Set exercise >> Go through the listing below and list every line with "Chi²".

Material supplied >>
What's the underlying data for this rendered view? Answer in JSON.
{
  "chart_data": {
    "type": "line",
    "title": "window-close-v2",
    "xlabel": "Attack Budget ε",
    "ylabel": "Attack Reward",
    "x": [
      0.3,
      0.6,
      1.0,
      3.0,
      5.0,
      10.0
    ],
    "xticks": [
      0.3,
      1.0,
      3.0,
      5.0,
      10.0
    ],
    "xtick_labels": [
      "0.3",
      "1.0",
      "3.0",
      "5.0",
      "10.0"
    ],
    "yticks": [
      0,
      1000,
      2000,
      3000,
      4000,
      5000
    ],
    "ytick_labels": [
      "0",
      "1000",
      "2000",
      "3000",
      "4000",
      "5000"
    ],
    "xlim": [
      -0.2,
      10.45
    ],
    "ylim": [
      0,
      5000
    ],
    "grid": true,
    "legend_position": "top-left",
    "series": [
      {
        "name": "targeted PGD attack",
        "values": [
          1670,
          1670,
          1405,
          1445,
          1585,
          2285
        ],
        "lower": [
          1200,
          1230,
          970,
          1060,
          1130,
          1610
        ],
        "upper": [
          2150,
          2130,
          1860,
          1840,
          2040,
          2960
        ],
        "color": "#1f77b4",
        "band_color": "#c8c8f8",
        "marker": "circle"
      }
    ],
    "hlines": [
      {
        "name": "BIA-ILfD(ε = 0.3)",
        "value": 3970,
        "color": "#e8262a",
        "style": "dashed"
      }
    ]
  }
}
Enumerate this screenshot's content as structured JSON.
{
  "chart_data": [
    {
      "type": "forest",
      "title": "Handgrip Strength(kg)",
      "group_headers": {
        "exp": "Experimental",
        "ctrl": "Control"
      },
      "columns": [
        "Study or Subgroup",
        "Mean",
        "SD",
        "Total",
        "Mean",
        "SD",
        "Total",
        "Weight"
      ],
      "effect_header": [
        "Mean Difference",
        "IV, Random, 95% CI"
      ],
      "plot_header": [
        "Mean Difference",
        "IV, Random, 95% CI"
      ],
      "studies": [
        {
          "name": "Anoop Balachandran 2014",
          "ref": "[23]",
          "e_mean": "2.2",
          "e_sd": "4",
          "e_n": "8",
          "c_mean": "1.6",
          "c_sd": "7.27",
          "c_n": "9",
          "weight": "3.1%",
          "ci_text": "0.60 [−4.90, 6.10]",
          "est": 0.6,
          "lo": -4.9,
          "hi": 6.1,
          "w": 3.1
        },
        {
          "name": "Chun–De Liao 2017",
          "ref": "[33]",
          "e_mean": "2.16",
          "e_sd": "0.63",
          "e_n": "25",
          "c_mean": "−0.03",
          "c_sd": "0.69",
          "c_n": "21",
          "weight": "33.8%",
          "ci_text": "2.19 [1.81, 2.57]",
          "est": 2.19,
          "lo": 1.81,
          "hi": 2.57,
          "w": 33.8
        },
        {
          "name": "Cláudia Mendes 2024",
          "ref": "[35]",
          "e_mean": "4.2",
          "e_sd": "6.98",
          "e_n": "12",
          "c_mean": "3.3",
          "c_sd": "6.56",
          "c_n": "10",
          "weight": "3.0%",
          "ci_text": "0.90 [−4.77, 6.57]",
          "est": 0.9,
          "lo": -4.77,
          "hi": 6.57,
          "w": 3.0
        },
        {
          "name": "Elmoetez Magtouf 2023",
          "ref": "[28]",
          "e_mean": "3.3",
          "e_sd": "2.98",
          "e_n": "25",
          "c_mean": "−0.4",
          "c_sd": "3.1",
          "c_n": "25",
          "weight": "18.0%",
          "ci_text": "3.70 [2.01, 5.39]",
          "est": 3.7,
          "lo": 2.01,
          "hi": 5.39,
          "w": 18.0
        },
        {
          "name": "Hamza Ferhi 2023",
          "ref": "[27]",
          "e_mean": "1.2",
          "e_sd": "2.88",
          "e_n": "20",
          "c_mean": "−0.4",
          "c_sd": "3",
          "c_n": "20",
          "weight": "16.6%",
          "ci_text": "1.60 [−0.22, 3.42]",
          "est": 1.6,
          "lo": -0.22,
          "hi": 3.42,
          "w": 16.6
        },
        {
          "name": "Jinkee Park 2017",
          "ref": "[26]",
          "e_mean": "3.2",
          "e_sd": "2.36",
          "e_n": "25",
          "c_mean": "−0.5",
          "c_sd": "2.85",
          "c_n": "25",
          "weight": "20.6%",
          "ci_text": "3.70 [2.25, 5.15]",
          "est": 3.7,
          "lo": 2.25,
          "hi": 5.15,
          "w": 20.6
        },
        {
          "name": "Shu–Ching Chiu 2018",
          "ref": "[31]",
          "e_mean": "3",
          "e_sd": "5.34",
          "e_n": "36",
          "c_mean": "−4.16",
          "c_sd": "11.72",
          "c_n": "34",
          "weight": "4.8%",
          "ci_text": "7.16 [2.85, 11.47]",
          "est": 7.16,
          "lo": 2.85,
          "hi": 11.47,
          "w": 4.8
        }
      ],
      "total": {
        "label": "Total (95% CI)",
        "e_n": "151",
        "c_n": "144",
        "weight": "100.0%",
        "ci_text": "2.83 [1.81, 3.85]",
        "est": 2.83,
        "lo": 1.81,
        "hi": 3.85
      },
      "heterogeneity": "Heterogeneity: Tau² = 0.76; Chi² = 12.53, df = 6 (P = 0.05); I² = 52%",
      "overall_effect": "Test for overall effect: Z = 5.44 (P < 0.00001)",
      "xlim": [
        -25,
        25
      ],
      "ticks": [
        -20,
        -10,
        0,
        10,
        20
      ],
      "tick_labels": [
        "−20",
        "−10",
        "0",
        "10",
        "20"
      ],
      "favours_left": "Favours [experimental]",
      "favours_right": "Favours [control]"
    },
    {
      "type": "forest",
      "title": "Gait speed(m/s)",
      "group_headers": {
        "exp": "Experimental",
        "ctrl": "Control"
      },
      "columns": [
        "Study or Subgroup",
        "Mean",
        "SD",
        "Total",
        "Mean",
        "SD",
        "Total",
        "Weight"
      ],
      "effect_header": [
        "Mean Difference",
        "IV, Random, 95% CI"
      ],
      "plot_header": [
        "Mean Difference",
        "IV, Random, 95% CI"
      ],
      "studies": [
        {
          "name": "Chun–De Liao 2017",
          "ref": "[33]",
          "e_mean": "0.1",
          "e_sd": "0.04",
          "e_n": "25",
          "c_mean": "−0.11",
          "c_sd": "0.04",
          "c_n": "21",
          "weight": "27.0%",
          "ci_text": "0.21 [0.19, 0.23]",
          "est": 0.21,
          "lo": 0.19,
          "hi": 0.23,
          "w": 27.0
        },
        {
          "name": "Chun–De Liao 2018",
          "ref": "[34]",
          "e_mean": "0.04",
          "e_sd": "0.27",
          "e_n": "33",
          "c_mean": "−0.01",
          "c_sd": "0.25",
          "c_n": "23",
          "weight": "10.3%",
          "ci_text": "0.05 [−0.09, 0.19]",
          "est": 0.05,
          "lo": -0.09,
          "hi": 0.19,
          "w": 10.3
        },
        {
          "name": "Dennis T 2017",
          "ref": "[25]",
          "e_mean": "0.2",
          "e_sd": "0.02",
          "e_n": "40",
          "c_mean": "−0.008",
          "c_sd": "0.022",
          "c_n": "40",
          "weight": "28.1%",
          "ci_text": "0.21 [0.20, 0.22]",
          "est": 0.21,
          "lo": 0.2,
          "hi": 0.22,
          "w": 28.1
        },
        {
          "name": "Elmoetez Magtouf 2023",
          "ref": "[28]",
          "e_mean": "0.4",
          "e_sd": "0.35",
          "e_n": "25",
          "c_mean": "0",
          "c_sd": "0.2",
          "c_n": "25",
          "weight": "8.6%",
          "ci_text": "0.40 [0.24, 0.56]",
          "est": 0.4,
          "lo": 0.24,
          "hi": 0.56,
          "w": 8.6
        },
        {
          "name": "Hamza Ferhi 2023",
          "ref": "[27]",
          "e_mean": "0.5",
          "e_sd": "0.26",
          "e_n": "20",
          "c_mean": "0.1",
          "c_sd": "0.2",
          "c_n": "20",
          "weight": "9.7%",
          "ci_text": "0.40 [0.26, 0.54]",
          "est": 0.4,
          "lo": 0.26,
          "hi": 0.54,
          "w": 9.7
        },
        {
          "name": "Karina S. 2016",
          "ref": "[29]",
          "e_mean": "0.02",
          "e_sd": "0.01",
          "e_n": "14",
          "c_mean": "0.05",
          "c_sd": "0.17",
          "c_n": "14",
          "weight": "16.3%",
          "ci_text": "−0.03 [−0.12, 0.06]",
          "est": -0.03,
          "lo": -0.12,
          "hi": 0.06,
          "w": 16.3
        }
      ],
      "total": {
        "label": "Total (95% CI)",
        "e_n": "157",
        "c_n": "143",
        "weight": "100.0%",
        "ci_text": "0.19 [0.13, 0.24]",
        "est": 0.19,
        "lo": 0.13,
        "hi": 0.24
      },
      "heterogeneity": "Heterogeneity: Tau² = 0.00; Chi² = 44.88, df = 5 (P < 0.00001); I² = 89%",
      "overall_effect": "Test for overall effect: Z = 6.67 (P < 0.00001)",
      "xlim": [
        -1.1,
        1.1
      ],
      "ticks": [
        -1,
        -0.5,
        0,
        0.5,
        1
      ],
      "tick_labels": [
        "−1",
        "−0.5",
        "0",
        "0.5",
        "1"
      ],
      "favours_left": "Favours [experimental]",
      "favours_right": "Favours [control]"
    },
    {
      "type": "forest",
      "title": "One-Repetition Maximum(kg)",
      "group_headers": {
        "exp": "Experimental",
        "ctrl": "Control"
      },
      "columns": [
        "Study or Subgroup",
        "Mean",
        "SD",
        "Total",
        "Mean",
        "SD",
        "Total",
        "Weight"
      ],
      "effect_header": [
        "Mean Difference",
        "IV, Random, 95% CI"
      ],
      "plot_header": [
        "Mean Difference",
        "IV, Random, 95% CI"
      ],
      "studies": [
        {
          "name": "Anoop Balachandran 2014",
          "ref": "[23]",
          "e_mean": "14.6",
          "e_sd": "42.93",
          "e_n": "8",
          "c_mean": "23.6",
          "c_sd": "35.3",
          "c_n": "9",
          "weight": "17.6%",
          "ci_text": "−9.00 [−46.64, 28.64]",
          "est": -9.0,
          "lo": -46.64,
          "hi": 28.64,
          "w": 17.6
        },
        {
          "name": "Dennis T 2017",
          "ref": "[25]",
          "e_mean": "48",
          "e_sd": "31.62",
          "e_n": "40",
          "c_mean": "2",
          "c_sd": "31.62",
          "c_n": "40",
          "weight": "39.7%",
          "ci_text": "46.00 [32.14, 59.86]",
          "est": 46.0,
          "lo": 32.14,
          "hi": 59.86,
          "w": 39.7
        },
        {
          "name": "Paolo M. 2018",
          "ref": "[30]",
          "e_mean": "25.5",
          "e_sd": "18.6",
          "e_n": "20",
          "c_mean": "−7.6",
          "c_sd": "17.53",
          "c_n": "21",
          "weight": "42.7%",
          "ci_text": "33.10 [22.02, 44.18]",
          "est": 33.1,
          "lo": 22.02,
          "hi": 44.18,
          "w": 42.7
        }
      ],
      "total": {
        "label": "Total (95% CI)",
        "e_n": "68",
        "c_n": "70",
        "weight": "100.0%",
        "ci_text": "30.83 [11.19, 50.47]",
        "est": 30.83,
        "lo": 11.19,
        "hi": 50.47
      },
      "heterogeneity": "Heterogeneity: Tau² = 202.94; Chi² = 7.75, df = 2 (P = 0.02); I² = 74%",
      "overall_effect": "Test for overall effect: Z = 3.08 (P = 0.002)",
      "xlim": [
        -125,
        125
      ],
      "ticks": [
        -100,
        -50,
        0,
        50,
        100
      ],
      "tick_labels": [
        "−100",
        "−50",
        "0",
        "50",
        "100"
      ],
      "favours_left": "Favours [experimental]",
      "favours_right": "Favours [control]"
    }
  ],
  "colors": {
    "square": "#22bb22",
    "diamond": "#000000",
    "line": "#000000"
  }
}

Solution to this problem >>
      "heterogeneity": "Heterogeneity: Tau² = 0.76; Chi² = 12.53, df = 6 (P = 0.05); I² = 52%",
      "heterogeneity": "Heterogeneity: Tau² = 0.00; Chi² = 44.88, df = 5 (P < 0.00001); I² = 89%",
      "heterogeneity": "Heterogeneity: Tau² = 202.94; Chi² = 7.75, df = 2 (P = 0.02); I² = 74%",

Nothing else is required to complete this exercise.